Exercise details: In the listing below, locate the lines that hold the string "Заполнение". Copy those lines.
--- Begin Data supplied ---
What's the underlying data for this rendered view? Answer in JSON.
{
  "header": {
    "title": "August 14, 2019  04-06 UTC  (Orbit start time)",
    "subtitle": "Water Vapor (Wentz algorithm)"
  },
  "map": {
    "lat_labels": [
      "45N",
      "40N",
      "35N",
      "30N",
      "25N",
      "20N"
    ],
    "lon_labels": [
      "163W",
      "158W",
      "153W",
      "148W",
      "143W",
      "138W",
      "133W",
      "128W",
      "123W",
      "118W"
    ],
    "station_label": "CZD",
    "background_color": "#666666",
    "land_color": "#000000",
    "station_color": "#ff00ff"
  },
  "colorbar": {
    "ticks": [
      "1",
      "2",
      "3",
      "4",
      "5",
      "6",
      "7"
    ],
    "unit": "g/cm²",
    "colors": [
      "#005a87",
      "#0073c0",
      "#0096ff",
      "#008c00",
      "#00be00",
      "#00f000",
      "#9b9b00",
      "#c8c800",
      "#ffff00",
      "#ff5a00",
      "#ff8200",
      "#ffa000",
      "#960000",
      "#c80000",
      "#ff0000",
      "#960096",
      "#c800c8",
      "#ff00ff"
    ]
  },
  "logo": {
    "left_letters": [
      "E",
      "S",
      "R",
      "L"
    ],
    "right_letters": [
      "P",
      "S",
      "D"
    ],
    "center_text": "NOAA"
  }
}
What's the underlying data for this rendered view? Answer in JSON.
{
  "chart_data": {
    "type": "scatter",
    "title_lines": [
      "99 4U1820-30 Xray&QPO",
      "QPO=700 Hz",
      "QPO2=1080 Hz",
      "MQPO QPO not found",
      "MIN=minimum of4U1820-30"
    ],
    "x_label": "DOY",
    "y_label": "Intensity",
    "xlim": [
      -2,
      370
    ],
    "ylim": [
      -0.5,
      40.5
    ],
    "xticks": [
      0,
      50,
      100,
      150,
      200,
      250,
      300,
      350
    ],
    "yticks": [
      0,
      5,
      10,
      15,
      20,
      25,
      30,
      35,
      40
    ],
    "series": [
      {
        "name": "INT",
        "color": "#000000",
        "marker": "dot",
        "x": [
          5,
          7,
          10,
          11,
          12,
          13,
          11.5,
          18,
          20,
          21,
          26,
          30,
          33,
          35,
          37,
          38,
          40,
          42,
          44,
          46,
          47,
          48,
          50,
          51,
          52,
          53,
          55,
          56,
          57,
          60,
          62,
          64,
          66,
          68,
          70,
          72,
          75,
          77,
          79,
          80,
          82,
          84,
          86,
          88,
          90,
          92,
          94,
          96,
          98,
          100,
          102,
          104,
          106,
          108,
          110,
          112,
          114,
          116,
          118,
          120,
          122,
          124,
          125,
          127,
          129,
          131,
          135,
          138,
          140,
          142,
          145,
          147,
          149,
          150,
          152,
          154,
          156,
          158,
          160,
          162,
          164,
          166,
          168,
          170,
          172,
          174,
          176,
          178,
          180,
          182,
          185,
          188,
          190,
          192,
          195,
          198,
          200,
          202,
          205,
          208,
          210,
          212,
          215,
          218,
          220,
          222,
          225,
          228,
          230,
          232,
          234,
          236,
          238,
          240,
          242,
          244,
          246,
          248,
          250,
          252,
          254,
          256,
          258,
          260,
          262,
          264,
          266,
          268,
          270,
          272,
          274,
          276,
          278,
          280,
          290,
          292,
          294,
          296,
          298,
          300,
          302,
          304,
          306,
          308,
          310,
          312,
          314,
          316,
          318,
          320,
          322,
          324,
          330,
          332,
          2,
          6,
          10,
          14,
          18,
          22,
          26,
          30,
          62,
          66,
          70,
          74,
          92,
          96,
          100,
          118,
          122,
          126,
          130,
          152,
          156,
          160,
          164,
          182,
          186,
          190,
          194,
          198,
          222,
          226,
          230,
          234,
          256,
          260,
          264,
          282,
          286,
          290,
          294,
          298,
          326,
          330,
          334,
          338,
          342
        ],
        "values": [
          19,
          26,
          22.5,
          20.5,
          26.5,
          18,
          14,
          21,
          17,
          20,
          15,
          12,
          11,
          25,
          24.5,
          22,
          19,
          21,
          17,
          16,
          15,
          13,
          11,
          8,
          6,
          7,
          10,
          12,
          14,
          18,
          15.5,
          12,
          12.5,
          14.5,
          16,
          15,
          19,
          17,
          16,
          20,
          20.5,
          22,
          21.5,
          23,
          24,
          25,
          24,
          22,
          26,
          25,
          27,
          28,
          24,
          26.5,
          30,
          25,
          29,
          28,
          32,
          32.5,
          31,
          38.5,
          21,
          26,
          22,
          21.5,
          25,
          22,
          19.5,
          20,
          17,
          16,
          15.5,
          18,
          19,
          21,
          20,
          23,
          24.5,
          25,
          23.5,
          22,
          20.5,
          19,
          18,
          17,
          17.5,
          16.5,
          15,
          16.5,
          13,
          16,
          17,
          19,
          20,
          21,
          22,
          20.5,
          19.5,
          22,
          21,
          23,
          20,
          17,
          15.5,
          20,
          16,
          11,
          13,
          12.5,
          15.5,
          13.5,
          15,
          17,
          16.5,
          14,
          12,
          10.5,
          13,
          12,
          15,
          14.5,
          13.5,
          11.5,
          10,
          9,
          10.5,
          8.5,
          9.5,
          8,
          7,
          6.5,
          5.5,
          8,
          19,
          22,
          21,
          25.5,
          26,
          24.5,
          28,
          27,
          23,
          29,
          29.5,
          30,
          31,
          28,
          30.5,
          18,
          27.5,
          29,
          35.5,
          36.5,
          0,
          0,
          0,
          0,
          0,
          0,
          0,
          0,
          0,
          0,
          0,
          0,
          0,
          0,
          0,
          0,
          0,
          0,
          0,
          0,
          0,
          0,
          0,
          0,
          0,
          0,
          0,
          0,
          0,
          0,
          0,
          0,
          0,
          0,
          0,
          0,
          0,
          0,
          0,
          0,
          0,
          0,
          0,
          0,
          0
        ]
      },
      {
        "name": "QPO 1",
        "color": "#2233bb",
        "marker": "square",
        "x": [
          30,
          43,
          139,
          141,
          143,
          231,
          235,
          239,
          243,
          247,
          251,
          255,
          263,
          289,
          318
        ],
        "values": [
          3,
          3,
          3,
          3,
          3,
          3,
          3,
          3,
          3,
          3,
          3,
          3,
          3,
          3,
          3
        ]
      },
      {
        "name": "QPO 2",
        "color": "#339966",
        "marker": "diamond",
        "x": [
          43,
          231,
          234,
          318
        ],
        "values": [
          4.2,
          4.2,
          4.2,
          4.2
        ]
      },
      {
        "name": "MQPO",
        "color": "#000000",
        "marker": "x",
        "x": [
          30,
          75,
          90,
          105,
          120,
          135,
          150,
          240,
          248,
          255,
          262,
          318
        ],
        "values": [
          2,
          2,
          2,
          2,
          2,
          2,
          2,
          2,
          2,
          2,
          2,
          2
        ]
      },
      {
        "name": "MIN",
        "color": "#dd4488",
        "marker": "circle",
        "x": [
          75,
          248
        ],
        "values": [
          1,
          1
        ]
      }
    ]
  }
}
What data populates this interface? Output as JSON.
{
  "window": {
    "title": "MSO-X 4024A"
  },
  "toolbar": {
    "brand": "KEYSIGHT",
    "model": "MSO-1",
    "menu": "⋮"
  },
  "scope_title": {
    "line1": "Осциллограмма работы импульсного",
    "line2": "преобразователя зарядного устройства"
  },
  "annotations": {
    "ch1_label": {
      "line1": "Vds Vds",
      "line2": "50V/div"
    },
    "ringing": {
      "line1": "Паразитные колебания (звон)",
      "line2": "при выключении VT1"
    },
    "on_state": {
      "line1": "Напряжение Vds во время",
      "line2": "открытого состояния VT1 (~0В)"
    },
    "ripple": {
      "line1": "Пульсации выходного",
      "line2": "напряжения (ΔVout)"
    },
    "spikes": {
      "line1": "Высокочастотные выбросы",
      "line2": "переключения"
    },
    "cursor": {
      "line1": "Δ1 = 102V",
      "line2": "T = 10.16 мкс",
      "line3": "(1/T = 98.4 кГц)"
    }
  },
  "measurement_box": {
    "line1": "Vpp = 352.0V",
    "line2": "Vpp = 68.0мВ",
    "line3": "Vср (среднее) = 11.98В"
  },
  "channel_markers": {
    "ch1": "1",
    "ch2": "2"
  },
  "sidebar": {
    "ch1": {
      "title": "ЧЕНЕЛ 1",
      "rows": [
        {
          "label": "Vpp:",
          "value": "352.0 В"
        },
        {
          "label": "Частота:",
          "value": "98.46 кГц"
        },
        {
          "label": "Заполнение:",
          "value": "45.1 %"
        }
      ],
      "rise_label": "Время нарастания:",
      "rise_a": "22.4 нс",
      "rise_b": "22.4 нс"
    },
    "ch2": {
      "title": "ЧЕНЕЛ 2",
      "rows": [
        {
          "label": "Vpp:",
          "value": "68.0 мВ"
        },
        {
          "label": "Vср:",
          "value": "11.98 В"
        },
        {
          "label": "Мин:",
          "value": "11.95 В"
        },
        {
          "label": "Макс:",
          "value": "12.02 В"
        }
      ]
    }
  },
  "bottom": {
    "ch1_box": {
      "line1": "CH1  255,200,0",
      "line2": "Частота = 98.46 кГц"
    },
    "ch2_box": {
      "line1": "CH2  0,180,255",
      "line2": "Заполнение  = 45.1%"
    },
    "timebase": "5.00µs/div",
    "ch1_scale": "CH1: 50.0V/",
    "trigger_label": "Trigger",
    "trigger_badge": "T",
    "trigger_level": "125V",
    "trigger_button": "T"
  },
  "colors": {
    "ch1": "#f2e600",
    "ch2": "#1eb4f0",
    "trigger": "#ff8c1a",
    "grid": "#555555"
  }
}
--- End Data supplied ---
Finished exercise:
          "label": "Заполнение:",
      "line2": "Заполнение  = 45.1%"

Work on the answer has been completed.